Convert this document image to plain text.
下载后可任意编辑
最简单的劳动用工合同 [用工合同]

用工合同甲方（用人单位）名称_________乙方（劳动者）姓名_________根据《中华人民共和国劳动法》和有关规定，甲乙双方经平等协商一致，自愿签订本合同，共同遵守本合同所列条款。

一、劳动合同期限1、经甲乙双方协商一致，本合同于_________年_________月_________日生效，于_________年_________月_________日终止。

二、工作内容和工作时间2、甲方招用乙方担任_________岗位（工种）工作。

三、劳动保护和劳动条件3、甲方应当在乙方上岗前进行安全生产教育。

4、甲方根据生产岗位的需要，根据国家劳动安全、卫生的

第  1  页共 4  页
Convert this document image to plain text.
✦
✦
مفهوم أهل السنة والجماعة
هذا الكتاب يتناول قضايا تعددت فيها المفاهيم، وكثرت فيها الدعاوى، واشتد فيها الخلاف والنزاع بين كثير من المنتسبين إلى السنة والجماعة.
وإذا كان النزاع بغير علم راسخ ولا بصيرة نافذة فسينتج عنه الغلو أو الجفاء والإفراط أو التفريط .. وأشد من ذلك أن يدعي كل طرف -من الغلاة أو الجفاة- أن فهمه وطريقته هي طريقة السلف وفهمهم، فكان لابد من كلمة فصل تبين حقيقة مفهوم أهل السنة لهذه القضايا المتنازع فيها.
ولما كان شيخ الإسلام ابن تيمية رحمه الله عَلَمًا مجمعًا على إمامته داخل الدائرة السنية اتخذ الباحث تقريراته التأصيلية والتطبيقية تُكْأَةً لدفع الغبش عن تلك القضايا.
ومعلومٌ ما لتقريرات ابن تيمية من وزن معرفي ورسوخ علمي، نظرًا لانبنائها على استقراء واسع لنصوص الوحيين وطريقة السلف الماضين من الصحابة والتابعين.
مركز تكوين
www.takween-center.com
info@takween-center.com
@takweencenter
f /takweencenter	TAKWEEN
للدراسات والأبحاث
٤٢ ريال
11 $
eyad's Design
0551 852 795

-- -- --

* BRIEF: Can you give every line above again, exactly as written?

* SOLUTION TO THIS EXERCISE:
Convert this document image to plain text.
下载后可任意编辑
最简单的劳动用工合同 [用工合同]

用工合同甲方（用人单位）名称_________乙方（劳动者）姓名_________根据《中华人民共和国劳动法》和有关规定，甲乙双方经平等协商一致，自愿签订本合同，共同遵守本合同所列条款。

一、劳动合同期限1、经甲乙双方协商一致，本合同于_________年_________月_________日生效，于_________年_________月_________日终止。

二、工作内容和工作时间2、甲方招用乙方担任_________岗位（工种）工作。

三、劳动保护和劳动条件3、甲方应当在乙方上岗前进行安全生产教育。

4、甲方根据生产岗位的需要，根据国家劳动安全、卫生的

第  1  页共 4  页
Convert this document image to plain text.
✦
✦
مفهوم أهل السنة والجماعة
هذا الكتاب يتناول قضايا تعددت فيها المفاهيم، وكثرت فيها الدعاوى، واشتد فيها الخلاف والنزاع بين كثير من المنتسبين إلى السنة والجماعة.
وإذا كان النزاع بغير علم راسخ ولا بصيرة نافذة فسينتج عنه الغلو أو الجفاء والإفراط أو التفريط .. وأشد من ذلك أن يدعي كل طرف -من الغلاة أو الجفاة- أن فهمه وطريقته هي طريقة السلف وفهمهم، فكان لابد من كلمة فصل تبين حقيقة مفهوم أهل السنة لهذه القضايا المتنازع فيها.
ولما كان شيخ الإسلام ابن تيمية رحمه الله عَلَمًا مجمعًا على إمامته داخل الدائرة السنية اتخذ الباحث تقريراته التأصيلية والتطبيقية تُكْأَةً لدفع الغبش عن تلك القضايا.
ومعلومٌ ما لتقريرات ابن تيمية من وزن معرفي ورسوخ علمي، نظرًا لانبنائها على استقراء واسع لنصوص الوحيين وطريقة السلف الماضين من الصحابة والتابعين.
مركز تكوين
www.takween-center.com
info@takween-center.com
@takweencenter
f /takweencenter	TAKWEEN
للدراسات والأبحاث
٤٢ ريال
11 $
eyad's Design
0551 852 795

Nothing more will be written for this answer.